* begin *

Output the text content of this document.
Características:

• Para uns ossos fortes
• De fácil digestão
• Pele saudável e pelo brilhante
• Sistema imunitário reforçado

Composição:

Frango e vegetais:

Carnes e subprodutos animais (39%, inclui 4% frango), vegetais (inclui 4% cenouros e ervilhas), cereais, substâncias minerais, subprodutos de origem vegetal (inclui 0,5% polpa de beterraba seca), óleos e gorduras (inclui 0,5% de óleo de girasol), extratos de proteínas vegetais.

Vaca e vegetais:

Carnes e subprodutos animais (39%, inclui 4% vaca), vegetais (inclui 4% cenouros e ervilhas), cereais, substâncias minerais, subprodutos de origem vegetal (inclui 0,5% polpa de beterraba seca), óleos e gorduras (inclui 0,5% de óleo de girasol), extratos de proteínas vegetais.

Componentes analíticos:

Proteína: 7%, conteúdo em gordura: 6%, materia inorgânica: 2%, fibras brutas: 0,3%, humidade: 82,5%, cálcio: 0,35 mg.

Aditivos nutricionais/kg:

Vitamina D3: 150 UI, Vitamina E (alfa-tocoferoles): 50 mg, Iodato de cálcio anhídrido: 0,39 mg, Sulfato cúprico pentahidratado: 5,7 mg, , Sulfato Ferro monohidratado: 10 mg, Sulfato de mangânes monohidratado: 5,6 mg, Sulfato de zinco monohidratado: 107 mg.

* end *

EXERCISE DETAILS. Quote each line of the data above exactly as written.

SOLVED PROBLEM.
Output the text content of this document.
Características:

• Para uns ossos fortes
• De fácil digestão
• Pele saudável e pelo brilhante
• Sistema imunitário reforçado

Composição:

Frango e vegetais:

Carnes e subprodutos animais (39%, inclui 4% frango), vegetais (inclui 4% cenouros e ervilhas), cereais, substâncias minerais, subprodutos de origem vegetal (inclui 0,5% polpa de beterraba seca), óleos e gorduras (inclui 0,5% de óleo de girasol), extratos de proteínas vegetais.

Vaca e vegetais:

Carnes e subprodutos animais (39%, inclui 4% vaca), vegetais (inclui 4% cenouros e ervilhas), cereais, substâncias minerais, subprodutos de origem vegetal (inclui 0,5% polpa de beterraba seca), óleos e gorduras (inclui 0,5% de óleo de girasol), extratos de proteínas vegetais.

Componentes analíticos:

Proteína: 7%, conteúdo em gordura: 6%, materia inorgânica: 2%, fibras brutas: 0,3%, humidade: 82,5%, cálcio: 0,35 mg.

Aditivos nutricionais/kg:

Vitamina D3: 150 UI, Vitamina E (alfa-tocoferoles): 50 mg, Iodato de cálcio anhídrido: 0,39 mg, Sulfato cúprico pentahidratado: 5,7 mg, , Sulfato Ferro monohidratado: 10 mg, Sulfato de mangânes monohidratado: 5,6 mg, Sulfato de zinco monohidratado: 107 mg.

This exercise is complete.